■ Work required
Print the data exactly, leaving nothing out.

____ Material for this exercise

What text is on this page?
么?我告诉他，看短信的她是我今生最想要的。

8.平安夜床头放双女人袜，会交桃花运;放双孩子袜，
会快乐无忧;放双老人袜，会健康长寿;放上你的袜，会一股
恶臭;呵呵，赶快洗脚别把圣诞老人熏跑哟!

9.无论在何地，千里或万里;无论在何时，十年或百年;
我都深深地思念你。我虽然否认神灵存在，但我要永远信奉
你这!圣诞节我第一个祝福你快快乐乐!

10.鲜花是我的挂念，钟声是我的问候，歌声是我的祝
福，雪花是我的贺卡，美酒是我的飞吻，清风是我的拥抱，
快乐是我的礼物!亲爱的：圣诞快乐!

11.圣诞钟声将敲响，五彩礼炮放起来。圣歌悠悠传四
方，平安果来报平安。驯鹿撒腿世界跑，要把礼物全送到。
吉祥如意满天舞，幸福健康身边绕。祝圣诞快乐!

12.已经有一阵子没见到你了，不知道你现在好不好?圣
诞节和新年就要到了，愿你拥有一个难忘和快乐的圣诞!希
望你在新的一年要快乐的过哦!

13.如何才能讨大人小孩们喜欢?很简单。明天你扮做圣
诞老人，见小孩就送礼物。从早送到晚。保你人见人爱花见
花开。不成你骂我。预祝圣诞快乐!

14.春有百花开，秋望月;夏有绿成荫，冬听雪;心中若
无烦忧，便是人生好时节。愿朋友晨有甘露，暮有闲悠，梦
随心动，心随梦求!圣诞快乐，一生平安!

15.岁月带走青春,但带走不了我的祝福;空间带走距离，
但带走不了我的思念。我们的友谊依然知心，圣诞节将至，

________

■ Response below
What text is on this page?
么?我告诉他，看短信的她是我今生最想要的。

8.平安夜床头放双女人袜，会交桃花运;放双孩子袜，
会快乐无忧;放双老人袜，会健康长寿;放上你的袜，会一股
恶臭;呵呵，赶快洗脚别把圣诞老人熏跑哟!

9.无论在何地，千里或万里;无论在何时，十年或百年;
我都深深地思念你。我虽然否认神灵存在，但我要永远信奉
你这!圣诞节我第一个祝福你快快乐乐!

10.鲜花是我的挂念，钟声是我的问候，歌声是我的祝
福，雪花是我的贺卡，美酒是我的飞吻，清风是我的拥抱，
快乐是我的礼物!亲爱的：圣诞快乐!

11.圣诞钟声将敲响，五彩礼炮放起来。圣歌悠悠传四
方，平安果来报平安。驯鹿撒腿世界跑，要把礼物全送到。
吉祥如意满天舞，幸福健康身边绕。祝圣诞快乐!

12.已经有一阵子没见到你了，不知道你现在好不好?圣
诞节和新年就要到了，愿你拥有一个难忘和快乐的圣诞!希
望你在新的一年要快乐的过哦!

13.如何才能讨大人小孩们喜欢?很简单。明天你扮做圣
诞老人，见小孩就送礼物。从早送到晚。保你人见人爱花见
花开。不成你骂我。预祝圣诞快乐!

14.春有百花开，秋望月;夏有绿成荫，冬听雪;心中若
无烦忧，便是人生好时节。愿朋友晨有甘露，暮有闲悠，梦
随心动，心随梦求!圣诞快乐，一生平安!

15.岁月带走青春,但带走不了我的祝福;空间带走距离，
但带走不了我的思念。我们的友谊依然知心，圣诞节将至，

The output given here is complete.